▸ **Task directions**
Locate the lines that hold the string "American". Copy every such line.

[begin Extracted data]

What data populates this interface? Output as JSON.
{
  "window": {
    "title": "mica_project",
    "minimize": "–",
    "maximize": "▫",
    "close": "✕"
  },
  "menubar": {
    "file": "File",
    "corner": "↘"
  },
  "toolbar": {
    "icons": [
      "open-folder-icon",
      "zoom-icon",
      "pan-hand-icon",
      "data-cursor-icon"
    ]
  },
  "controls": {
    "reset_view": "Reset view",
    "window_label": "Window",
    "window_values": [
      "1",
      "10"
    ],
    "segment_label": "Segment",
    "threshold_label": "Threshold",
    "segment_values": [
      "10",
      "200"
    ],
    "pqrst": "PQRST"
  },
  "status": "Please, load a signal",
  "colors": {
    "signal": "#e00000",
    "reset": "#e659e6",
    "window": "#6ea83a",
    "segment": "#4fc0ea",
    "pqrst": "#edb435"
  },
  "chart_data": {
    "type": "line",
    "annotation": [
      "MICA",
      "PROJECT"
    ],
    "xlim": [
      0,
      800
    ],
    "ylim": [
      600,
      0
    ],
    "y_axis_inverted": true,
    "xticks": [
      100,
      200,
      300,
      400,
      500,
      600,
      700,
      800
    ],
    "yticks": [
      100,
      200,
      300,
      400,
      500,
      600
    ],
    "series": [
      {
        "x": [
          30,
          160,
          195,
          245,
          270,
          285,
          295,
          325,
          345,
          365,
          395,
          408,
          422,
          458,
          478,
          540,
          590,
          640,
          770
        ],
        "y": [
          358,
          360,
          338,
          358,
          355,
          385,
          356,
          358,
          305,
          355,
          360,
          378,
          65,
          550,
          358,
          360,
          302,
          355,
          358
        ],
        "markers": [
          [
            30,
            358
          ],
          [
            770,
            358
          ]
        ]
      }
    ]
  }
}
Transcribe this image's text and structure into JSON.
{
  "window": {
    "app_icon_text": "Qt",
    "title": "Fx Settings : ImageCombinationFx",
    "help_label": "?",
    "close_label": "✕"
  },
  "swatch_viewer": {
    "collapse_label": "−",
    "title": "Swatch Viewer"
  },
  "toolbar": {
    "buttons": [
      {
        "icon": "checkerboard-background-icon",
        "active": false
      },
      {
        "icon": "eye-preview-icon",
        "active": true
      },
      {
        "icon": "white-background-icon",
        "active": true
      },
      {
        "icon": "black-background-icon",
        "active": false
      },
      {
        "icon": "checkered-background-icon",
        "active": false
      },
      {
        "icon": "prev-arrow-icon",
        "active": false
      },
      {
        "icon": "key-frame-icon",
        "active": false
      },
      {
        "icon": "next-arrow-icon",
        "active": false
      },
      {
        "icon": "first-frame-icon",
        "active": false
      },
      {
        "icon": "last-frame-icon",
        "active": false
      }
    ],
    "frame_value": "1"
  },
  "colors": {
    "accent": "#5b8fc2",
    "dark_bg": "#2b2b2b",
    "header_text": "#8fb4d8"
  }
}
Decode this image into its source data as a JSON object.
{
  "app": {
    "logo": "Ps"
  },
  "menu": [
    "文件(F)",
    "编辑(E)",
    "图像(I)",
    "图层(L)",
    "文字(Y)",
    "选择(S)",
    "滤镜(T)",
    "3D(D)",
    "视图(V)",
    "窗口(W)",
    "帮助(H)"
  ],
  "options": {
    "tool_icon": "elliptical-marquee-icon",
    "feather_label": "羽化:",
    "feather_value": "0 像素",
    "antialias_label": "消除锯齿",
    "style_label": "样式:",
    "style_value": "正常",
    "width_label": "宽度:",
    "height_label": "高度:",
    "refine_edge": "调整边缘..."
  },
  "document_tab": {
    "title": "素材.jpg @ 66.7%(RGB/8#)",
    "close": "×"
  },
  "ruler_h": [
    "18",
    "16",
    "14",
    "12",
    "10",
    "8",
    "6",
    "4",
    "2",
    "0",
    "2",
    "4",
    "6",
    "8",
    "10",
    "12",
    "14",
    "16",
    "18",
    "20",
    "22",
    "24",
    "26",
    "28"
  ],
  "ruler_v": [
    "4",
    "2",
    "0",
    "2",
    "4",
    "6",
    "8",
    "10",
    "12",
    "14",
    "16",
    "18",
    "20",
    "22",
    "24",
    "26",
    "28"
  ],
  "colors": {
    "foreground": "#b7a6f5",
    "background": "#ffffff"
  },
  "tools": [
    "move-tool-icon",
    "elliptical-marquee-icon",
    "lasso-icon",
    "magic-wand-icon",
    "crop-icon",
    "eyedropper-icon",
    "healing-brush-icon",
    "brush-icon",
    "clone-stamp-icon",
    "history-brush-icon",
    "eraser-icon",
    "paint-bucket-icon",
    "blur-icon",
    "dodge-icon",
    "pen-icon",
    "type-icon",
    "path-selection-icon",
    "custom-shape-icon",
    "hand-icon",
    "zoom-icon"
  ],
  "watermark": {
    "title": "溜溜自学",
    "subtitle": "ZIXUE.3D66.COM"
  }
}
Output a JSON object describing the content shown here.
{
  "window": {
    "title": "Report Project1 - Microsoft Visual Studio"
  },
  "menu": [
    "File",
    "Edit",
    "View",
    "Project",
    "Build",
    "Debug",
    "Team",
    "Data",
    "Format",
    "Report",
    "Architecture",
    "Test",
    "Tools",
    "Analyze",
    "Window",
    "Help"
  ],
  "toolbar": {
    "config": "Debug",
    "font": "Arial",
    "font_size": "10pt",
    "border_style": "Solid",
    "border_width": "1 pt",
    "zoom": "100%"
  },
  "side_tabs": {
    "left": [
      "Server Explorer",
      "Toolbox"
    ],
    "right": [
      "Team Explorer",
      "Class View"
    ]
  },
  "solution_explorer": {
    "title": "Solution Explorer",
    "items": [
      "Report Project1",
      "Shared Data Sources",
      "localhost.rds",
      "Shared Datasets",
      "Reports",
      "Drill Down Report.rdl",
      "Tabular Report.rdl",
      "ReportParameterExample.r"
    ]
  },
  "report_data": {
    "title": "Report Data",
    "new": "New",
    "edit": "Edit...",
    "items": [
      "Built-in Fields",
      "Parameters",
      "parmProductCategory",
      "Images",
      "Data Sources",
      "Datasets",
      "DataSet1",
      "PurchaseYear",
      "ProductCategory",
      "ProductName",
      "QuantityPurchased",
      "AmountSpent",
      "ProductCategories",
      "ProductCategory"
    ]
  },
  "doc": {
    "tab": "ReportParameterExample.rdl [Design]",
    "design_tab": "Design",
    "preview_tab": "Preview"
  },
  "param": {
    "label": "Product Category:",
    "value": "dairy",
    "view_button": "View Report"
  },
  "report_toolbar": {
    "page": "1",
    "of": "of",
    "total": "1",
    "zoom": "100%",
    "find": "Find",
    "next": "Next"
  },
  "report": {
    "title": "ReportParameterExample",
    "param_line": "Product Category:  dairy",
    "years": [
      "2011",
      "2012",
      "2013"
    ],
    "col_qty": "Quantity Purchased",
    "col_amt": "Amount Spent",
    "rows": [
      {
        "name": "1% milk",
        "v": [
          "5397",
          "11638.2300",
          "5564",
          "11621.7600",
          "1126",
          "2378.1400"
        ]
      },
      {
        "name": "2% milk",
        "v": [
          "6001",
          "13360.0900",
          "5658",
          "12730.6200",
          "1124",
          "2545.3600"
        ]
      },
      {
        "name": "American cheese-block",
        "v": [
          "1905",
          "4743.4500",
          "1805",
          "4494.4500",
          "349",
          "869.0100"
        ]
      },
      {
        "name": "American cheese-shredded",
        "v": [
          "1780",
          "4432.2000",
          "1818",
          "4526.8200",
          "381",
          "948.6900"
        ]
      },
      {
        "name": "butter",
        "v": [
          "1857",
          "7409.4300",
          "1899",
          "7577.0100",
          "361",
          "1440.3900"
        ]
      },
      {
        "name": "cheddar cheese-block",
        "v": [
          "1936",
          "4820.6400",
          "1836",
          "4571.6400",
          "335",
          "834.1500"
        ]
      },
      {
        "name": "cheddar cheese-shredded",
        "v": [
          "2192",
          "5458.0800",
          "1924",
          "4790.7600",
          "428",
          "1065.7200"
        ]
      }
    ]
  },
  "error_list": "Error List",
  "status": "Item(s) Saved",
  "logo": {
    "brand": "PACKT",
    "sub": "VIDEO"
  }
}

[end Extracted data]

▸ **Final answer**
        "name": "American cheese-block",
        "name": "American cheese-shredded",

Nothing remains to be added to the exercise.